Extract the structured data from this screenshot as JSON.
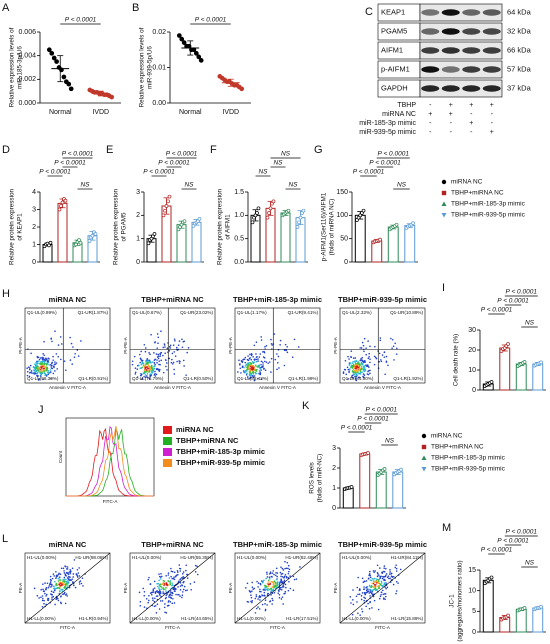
{
  "panels": {
    "A": {
      "letter": "A",
      "type": "dot",
      "ylabel": [
        "Relative expression levels of",
        "miR-185-3p/U6"
      ],
      "categories": [
        "Normal",
        "IVDD"
      ],
      "ylim": [
        0,
        0.006
      ],
      "yticks": [
        {
          "value": 0,
          "label": "0.000"
        },
        {
          "value": 0.002,
          "label": "0.002"
        },
        {
          "value": 0.004,
          "label": "0.004"
        },
        {
          "value": 0.006,
          "label": "0.006"
        }
      ],
      "groups": [
        {
          "color": "#000000",
          "mean": 0.0029,
          "error": 0.0011,
          "points": [
            0.0045,
            0.0042,
            0.0038,
            0.0035,
            0.003,
            0.0028,
            0.0022,
            0.0018,
            0.0016,
            0.0012
          ]
        },
        {
          "color": "#c0392b",
          "mean": 0.0008,
          "error": 0.0002,
          "points": [
            0.0011,
            0.001,
            0.0009,
            0.0009,
            0.0008,
            0.0008,
            0.0007,
            0.0007,
            0.0006,
            0.0005
          ]
        }
      ],
      "brackets": [
        "P < 0.0001"
      ]
    },
    "B": {
      "letter": "B",
      "type": "dot",
      "ylabel": [
        "Relative expression levels of",
        "miR-939-5p/U6"
      ],
      "categories": [
        "Normal",
        "IVDD"
      ],
      "ylim": [
        0,
        0.02
      ],
      "yticks": [
        {
          "value": 0,
          "label": "0.00"
        },
        {
          "value": 0.01,
          "label": "0.01"
        },
        {
          "value": 0.02,
          "label": "0.02"
        }
      ],
      "groups": [
        {
          "color": "#000000",
          "mean": 0.0155,
          "error": 0.002,
          "points": [
            0.019,
            0.018,
            0.017,
            0.016,
            0.016,
            0.015,
            0.015,
            0.014,
            0.013,
            0.012
          ]
        },
        {
          "color": "#c0392b",
          "mean": 0.0057,
          "error": 0.001,
          "points": [
            0.0075,
            0.007,
            0.0065,
            0.006,
            0.006,
            0.0055,
            0.005,
            0.005,
            0.0045,
            0.004
          ]
        }
      ],
      "brackets": [
        "P < 0.0001"
      ]
    },
    "D": {
      "letter": "D",
      "type": "bar",
      "ylabel": [
        "Relative protein expression",
        "of KEAP1"
      ],
      "ylim": [
        0,
        4
      ],
      "yticks": [
        0,
        1,
        2,
        3,
        4
      ],
      "groups": [
        {
          "color": "#000000",
          "mean": 1.0,
          "error": 0.08,
          "points": [
            0.9,
            1.0,
            1.05,
            0.95,
            1.1
          ]
        },
        {
          "color": "#b22222",
          "mean": 3.35,
          "error": 0.25,
          "points": [
            3.0,
            3.2,
            3.4,
            3.6,
            3.5
          ]
        },
        {
          "color": "#2e8b57",
          "mean": 1.1,
          "error": 0.15,
          "points": [
            0.95,
            1.0,
            1.15,
            1.25,
            1.1
          ]
        },
        {
          "color": "#5b9bd5",
          "mean": 1.5,
          "error": 0.25,
          "points": [
            1.2,
            1.4,
            1.5,
            1.7,
            1.6
          ]
        }
      ],
      "brackets": [
        "P < 0.0001",
        "P < 0.0001",
        "P < 0.0001",
        "NS"
      ]
    },
    "E": {
      "letter": "E",
      "type": "bar",
      "ylabel": [
        "Relative protein expression",
        "of PGAM5"
      ],
      "ylim": [
        0,
        3
      ],
      "yticks": [
        0,
        1,
        2,
        3
      ],
      "groups": [
        {
          "color": "#000000",
          "mean": 1.0,
          "error": 0.15,
          "points": [
            0.8,
            0.95,
            1.0,
            1.1,
            1.2
          ]
        },
        {
          "color": "#b22222",
          "mean": 2.4,
          "error": 0.35,
          "points": [
            2.0,
            2.2,
            2.4,
            2.6,
            2.8
          ]
        },
        {
          "color": "#2e8b57",
          "mean": 1.6,
          "error": 0.15,
          "points": [
            1.4,
            1.5,
            1.6,
            1.7,
            1.75
          ]
        },
        {
          "color": "#5b9bd5",
          "mean": 1.7,
          "error": 0.12,
          "points": [
            1.55,
            1.65,
            1.7,
            1.75,
            1.85
          ]
        }
      ],
      "brackets": [
        "P < 0.0001",
        "P < 0.0001",
        "P < 0.0001",
        "NS"
      ]
    },
    "F": {
      "letter": "F",
      "type": "bar",
      "ylabel": [
        "Relative protein expression",
        "of AIFM1"
      ],
      "ylim": [
        0,
        1.5
      ],
      "yticks": [
        {
          "value": 0,
          "label": "0.0"
        },
        {
          "value": 0.5,
          "label": "0.5"
        },
        {
          "value": 1,
          "label": "1.0"
        },
        {
          "value": 1.5,
          "label": "1.5"
        }
      ],
      "groups": [
        {
          "color": "#000000",
          "mean": 1.0,
          "error": 0.12,
          "points": [
            0.85,
            0.95,
            1.0,
            1.05,
            1.15
          ]
        },
        {
          "color": "#b22222",
          "mean": 1.15,
          "error": 0.15,
          "points": [
            0.95,
            1.05,
            1.15,
            1.25,
            1.3
          ]
        },
        {
          "color": "#2e8b57",
          "mean": 1.05,
          "error": 0.05,
          "points": [
            1.0,
            1.02,
            1.05,
            1.08,
            1.1
          ]
        },
        {
          "color": "#5b9bd5",
          "mean": 0.95,
          "error": 0.15,
          "points": [
            0.75,
            0.85,
            0.95,
            1.05,
            1.1
          ]
        }
      ],
      "brackets": [
        "NS",
        "NS",
        "NS",
        "NS"
      ]
    },
    "G": {
      "letter": "G",
      "type": "bar",
      "ylabel": [
        "p-AIFM1(Ser116)/AIFM1",
        "(folds of miRNA NC)"
      ],
      "ylim": [
        0,
        150
      ],
      "yticks": [
        0,
        50,
        100,
        150
      ],
      "groups": [
        {
          "color": "#000000",
          "mean": 100,
          "error": 8,
          "points": [
            90,
            95,
            100,
            105,
            110
          ]
        },
        {
          "color": "#b22222",
          "mean": 45,
          "error": 3,
          "points": [
            42,
            44,
            45,
            46,
            48
          ]
        },
        {
          "color": "#2e8b57",
          "mean": 75,
          "error": 4,
          "points": [
            70,
            73,
            75,
            77,
            80
          ]
        },
        {
          "color": "#5b9bd5",
          "mean": 78,
          "error": 4,
          "points": [
            73,
            76,
            78,
            80,
            83
          ]
        }
      ],
      "brackets": [
        "P < 0.0001",
        "P < 0.0001",
        "P < 0.0001",
        "NS"
      ],
      "legend": [
        "miRNA NC",
        "TBHP+miRNA NC",
        "TBHP+miR-185-3p mimic",
        "TBHP+miR-939-5p mimic"
      ]
    },
    "I": {
      "letter": "I",
      "type": "bar",
      "ylabel": [
        "Cell death rate (%)"
      ],
      "ylim": [
        0,
        30
      ],
      "yticks": [
        0,
        10,
        20,
        30
      ],
      "groups": [
        {
          "color": "#000000",
          "mean": 3,
          "error": 1,
          "points": [
            2,
            2.5,
            3,
            3.5,
            4
          ]
        },
        {
          "color": "#b22222",
          "mean": 21,
          "error": 1.5,
          "points": [
            19.5,
            20.5,
            21,
            22,
            23
          ]
        },
        {
          "color": "#2e8b57",
          "mean": 13,
          "error": 0.8,
          "points": [
            12,
            12.5,
            13,
            13.5,
            14
          ]
        },
        {
          "color": "#5b9bd5",
          "mean": 13,
          "error": 0.8,
          "points": [
            12.2,
            12.6,
            13,
            13.4,
            13.8
          ]
        }
      ],
      "brackets": [
        "P < 0.0001",
        "P < 0.0001",
        "P < 0.0001",
        "NS"
      ]
    },
    "K": {
      "letter": "K",
      "type": "bar",
      "ylabel": [
        "ROS levels",
        "(folds of miR-NC)"
      ],
      "ylim": [
        0,
        3
      ],
      "yticks": [
        0,
        1,
        2,
        3
      ],
      "groups": [
        {
          "color": "#000000",
          "mean": 1.0,
          "error": 0.05,
          "points": [
            0.95,
            0.98,
            1.0,
            1.02,
            1.05
          ]
        },
        {
          "color": "#b22222",
          "mean": 2.7,
          "error": 0.05,
          "points": [
            2.65,
            2.68,
            2.7,
            2.72,
            2.75
          ]
        },
        {
          "color": "#2e8b57",
          "mean": 1.8,
          "error": 0.12,
          "points": [
            1.65,
            1.72,
            1.8,
            1.88,
            1.95
          ]
        },
        {
          "color": "#5b9bd5",
          "mean": 1.8,
          "error": 0.12,
          "points": [
            1.68,
            1.75,
            1.8,
            1.85,
            1.92
          ]
        }
      ],
      "brackets": [
        "P < 0.0001",
        "P < 0.0001",
        "P < 0.0001",
        "NS"
      ],
      "legend": [
        "miRNA NC",
        "TBHP+miRNA NC",
        "TBHP+miR-185-3p mimic",
        "TBHP+miR-939-5p mimic"
      ]
    },
    "M": {
      "letter": "M",
      "type": "bar",
      "ylabel": [
        "JC-1",
        "(aggregates/monomers ratio)"
      ],
      "ylim": [
        0,
        15
      ],
      "yticks": [
        0,
        5,
        10,
        15
      ],
      "groups": [
        {
          "color": "#000000",
          "mean": 12.5,
          "error": 0.6,
          "points": [
            11.8,
            12.2,
            12.5,
            12.9,
            13.2
          ]
        },
        {
          "color": "#b22222",
          "mean": 3.5,
          "error": 0.5,
          "points": [
            3.0,
            3.3,
            3.5,
            3.7,
            4.0
          ]
        },
        {
          "color": "#2e8b57",
          "mean": 5.5,
          "error": 0.3,
          "points": [
            5.2,
            5.4,
            5.5,
            5.6,
            5.8
          ]
        },
        {
          "color": "#5b9bd5",
          "mean": 5.8,
          "error": 0.3,
          "points": [
            5.5,
            5.7,
            5.8,
            5.9,
            6.1
          ]
        }
      ],
      "brackets": [
        "P < 0.0001",
        "P < 0.0001",
        "P < 0.0001",
        "NS"
      ]
    }
  },
  "blot": {
    "letter": "C",
    "proteins": [
      "KEAP1",
      "PGAM5",
      "AIFM1",
      "p-AIFM1",
      "GAPDH"
    ],
    "sizes": [
      "64 kDa",
      "32 kDa",
      "66 kDa",
      "57 kDa",
      "37 kDa"
    ],
    "treatments": [
      {
        "label": "TBHP",
        "signs": [
          "-",
          "+",
          "+",
          "+"
        ]
      },
      {
        "label": "miRNA NC",
        "signs": [
          "+",
          "+",
          "-",
          "-"
        ]
      },
      {
        "label": "miR-185-3p mimic",
        "signs": [
          "-",
          "-",
          "+",
          "-"
        ]
      },
      {
        "label": "miR-939-5p mimic",
        "signs": [
          "-",
          "-",
          "-",
          "+"
        ]
      }
    ]
  },
  "flow_H": {
    "letter": "H",
    "xlabel": "Annexin V FITC-A",
    "ylabel": "PI-PE-A",
    "plots": [
      {
        "title": "miRNA NC",
        "quadrants": [
          "Q1-UL(0.99%)",
          "Q1-UR(1.87%)",
          "Q1-LL(96.30%)",
          "Q1-LR(0.91%)"
        ]
      },
      {
        "title": "TBHP+miRNA NC",
        "quadrants": [
          "Q1-UL(0.67%)",
          "Q1-UR(23.02%)",
          "Q1-LL(75.79%)",
          "Q1-LR(0.50%)"
        ]
      },
      {
        "title": "TBHP+miR-185-3p mimic",
        "quadrants": [
          "Q1-UL(1.17%)",
          "Q1-UR(9.41%)",
          "Q1-LL(88.43%)",
          "Q1-LR(1.99%)"
        ]
      },
      {
        "title": "TBHP+miR-939-5p mimic",
        "quadrants": [
          "Q1-UL(2.32%)",
          "Q1-UR(10.89%)",
          "Q1-LL(84.90%)",
          "Q1-LR(1.92%)"
        ]
      }
    ]
  },
  "flow_L": {
    "letter": "L",
    "xlabel": "FITC-A",
    "ylabel": "PE-A",
    "plots": [
      {
        "title": "miRNA NC",
        "quadrants": [
          "H1-UL(0.00%)",
          "H1-UR(98.06%)",
          "H1-LL(0.00%)",
          "H1-LR(0.94%)"
        ]
      },
      {
        "title": "TBHP+miRNA NC",
        "quadrants": [
          "H1-UL(0.00%)",
          "H1-UR(55.35%)",
          "H1-LL(0.00%)",
          "H1-LR(44.65%)"
        ]
      },
      {
        "title": "TBHP+miR-185-3p mimic",
        "quadrants": [
          "H1-UL(0.00%)",
          "H1-UR(82.49%)",
          "H1-LL(0.00%)",
          "H1-LR(17.51%)"
        ]
      },
      {
        "title": "TBHP+miR-939-5p mimic",
        "quadrants": [
          "H1-UL(0.00%)",
          "H1-UR(84.11%)",
          "H1-LL(0.00%)",
          "H1-LR(15.89%)"
        ]
      }
    ]
  },
  "histogram_J": {
    "letter": "J",
    "xlabel": "FITC-A",
    "ylabel": "Count",
    "legend": [
      {
        "name": "miRNA NC",
        "color": "#e31a1c"
      },
      {
        "name": "TBHP+miRNA NC",
        "color": "#22b022"
      },
      {
        "name": "TBHP+miR-185-3p mimic",
        "color": "#d01fd0"
      },
      {
        "name": "TBHP+miR-939-5p mimic",
        "color": "#f28c1a"
      }
    ]
  }
}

**********

WHAT THE EXERCISE ASKS:
Return every line holding the word "name" from the records.

ANSWER TO THE PROBLEM:
        "name": "miRNA NC",
        "name": "TBHP+miRNA NC",
        "name": "TBHP+miR-185-3p mimic",
        "name": "TBHP+miR-939-5p mimic",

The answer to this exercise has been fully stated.